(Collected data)
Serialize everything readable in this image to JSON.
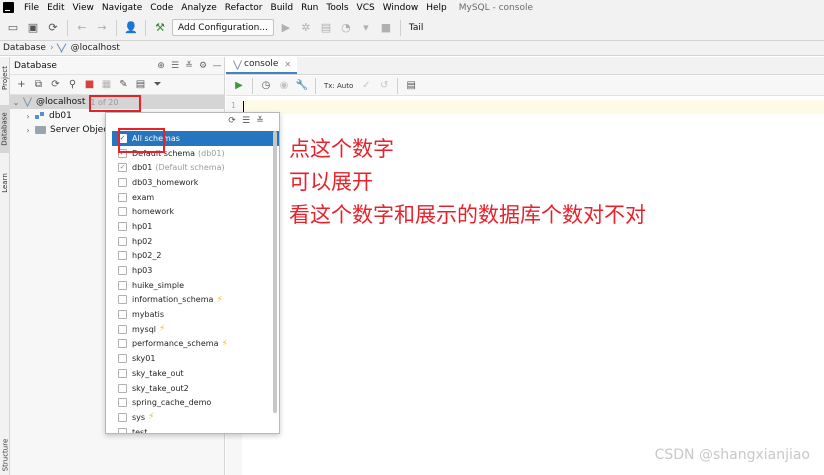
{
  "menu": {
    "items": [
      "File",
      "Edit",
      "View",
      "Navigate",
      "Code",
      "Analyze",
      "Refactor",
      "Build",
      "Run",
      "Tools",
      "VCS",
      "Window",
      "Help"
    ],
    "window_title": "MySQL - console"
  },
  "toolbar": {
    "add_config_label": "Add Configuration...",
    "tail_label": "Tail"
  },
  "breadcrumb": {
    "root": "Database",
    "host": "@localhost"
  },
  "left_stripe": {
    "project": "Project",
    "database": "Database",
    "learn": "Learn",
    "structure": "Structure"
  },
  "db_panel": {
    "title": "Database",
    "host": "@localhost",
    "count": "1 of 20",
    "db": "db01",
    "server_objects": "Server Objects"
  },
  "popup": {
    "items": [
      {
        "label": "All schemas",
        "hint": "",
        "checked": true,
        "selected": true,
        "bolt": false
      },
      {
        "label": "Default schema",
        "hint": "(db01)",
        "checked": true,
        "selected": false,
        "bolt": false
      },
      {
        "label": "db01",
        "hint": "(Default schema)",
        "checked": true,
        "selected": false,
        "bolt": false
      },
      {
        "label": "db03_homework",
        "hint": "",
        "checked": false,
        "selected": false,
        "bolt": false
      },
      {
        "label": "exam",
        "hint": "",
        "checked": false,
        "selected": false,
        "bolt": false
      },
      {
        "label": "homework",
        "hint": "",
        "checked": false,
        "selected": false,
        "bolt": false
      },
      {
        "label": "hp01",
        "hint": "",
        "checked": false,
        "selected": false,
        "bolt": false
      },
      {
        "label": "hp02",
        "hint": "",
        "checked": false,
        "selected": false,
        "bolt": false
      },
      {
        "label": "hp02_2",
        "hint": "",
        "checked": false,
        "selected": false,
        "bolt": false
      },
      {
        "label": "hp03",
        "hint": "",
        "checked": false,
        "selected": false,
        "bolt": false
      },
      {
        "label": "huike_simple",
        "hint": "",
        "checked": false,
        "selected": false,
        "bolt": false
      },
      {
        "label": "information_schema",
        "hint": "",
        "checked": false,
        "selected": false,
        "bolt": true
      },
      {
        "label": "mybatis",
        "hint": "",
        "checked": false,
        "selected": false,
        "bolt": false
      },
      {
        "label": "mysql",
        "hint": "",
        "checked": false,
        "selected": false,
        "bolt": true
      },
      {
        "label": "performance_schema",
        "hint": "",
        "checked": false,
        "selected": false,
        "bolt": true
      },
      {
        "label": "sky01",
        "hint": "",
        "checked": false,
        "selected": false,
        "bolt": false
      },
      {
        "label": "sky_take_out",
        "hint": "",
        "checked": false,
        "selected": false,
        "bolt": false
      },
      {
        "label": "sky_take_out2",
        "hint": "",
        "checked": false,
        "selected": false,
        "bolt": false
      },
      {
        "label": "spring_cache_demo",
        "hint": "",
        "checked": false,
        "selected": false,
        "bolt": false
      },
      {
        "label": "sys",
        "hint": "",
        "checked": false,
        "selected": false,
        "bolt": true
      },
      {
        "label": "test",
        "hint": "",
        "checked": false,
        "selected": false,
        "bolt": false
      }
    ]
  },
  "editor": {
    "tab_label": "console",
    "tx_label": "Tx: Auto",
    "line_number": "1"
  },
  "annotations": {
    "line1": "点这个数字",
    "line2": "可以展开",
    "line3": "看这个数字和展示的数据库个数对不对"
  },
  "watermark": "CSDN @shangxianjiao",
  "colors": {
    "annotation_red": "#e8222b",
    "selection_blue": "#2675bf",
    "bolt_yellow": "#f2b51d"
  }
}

Exercise details: Of all the lines in the data above, state how many include "Default". Say only the number.

Solution to the exercise: 2